* Prompt *
Isolate every line in the records below with "Essai" in it.

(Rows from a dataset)
(begin)
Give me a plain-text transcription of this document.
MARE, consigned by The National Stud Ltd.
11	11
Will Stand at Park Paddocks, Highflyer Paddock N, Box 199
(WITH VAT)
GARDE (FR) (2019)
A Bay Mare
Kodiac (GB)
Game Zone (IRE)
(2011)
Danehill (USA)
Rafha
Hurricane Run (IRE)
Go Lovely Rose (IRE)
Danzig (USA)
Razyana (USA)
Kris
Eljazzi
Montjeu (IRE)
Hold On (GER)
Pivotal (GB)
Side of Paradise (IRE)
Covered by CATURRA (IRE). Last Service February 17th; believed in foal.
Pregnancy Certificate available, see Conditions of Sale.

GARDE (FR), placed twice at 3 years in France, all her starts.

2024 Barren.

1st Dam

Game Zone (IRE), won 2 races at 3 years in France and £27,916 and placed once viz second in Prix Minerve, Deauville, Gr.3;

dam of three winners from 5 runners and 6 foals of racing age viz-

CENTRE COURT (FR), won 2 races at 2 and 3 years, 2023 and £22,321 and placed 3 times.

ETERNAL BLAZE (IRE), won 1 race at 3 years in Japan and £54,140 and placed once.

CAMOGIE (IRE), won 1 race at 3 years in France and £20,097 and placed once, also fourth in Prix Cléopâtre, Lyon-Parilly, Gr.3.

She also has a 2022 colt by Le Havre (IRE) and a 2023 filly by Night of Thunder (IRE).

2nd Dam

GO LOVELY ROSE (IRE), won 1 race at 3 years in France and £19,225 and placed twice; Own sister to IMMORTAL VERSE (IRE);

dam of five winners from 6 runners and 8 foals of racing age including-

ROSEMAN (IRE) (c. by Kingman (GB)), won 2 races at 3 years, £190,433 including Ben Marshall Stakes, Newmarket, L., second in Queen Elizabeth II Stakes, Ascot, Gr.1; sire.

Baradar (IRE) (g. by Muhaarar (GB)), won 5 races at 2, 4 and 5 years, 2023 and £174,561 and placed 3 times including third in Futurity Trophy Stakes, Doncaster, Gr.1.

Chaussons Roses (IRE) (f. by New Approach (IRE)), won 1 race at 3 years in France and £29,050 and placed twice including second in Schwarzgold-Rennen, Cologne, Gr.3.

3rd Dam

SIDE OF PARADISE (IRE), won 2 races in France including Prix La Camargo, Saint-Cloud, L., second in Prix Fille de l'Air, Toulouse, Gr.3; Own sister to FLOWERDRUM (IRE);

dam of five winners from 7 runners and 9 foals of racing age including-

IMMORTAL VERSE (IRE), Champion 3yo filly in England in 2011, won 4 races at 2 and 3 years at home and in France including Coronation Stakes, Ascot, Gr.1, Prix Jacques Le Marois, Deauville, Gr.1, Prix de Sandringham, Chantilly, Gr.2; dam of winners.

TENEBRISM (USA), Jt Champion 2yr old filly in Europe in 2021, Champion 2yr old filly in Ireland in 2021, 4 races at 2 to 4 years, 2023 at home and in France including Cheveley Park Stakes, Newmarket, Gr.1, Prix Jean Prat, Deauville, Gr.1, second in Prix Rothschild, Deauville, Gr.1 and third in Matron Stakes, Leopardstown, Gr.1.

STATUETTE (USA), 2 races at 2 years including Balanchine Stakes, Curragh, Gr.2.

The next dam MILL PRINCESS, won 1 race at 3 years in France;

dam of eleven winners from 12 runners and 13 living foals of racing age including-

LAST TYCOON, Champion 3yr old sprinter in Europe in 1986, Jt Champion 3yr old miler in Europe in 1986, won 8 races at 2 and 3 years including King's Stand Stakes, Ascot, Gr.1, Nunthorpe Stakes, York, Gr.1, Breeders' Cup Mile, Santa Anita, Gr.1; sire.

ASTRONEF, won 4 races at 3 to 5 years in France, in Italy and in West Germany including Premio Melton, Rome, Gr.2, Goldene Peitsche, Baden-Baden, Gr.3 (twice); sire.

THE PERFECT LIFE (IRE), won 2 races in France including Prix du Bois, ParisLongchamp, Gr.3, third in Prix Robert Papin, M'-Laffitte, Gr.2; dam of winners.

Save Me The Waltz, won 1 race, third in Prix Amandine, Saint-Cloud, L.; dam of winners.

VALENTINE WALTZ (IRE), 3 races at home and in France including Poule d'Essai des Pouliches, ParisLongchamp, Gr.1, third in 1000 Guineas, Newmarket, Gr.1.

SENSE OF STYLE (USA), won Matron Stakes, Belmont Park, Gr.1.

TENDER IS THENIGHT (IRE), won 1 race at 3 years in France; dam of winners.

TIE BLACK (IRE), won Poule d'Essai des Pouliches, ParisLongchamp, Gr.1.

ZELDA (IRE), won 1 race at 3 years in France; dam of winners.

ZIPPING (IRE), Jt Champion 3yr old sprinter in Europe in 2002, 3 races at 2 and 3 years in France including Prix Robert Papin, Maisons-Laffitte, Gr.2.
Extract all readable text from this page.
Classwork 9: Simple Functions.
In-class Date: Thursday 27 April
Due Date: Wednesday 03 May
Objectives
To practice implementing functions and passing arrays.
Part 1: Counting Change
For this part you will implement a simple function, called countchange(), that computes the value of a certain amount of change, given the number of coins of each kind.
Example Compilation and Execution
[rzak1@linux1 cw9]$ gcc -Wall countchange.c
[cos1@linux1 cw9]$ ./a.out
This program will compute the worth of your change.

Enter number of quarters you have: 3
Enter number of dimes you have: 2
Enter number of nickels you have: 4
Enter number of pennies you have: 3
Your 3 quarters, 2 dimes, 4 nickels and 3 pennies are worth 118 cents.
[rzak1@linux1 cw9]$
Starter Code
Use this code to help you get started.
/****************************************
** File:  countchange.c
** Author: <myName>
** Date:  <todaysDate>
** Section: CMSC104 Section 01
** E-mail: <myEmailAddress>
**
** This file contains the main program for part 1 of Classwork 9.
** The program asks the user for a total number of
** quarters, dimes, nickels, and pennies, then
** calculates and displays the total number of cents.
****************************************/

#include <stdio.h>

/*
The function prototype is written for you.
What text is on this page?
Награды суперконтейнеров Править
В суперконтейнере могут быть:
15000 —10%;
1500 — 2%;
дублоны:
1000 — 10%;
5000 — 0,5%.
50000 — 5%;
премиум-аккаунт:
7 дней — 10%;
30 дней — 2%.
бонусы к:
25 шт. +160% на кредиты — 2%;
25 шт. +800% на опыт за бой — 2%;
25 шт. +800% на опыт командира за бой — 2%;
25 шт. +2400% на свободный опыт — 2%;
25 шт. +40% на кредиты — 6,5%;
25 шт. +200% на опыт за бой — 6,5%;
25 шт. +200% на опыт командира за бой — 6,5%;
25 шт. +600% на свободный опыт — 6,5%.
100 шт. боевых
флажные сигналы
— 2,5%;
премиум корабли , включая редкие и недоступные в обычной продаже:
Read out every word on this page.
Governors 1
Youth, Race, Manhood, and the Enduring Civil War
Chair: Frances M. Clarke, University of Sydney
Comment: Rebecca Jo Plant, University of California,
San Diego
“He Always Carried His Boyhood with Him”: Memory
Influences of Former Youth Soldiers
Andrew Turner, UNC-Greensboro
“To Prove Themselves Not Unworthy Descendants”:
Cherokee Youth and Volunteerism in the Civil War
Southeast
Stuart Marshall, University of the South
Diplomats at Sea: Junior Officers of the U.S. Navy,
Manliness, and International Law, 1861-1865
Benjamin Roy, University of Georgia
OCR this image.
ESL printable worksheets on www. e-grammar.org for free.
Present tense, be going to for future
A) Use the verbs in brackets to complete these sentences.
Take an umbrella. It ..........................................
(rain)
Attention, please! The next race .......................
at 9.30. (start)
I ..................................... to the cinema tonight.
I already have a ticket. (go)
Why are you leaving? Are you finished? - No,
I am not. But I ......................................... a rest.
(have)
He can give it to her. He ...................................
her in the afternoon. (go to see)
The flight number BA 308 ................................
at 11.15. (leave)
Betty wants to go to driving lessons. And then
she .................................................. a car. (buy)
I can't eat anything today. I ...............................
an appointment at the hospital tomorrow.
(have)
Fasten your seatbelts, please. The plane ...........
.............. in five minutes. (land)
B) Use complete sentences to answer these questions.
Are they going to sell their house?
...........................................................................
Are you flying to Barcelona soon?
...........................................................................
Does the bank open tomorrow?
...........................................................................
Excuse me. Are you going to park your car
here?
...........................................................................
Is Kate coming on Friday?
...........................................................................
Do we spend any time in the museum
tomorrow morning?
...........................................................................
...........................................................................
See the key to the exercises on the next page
(end)
* Exercise solution *
VALENTINE WALTZ (IRE), 3 races at home and in France including Poule d'Essai des Pouliches, ParisLongchamp, Gr.1, third in 1000 Guineas, Newmarket, Gr.1.
TIE BLACK (IRE), won Poule d'Essai des Pouliches, ParisLongchamp, Gr.1.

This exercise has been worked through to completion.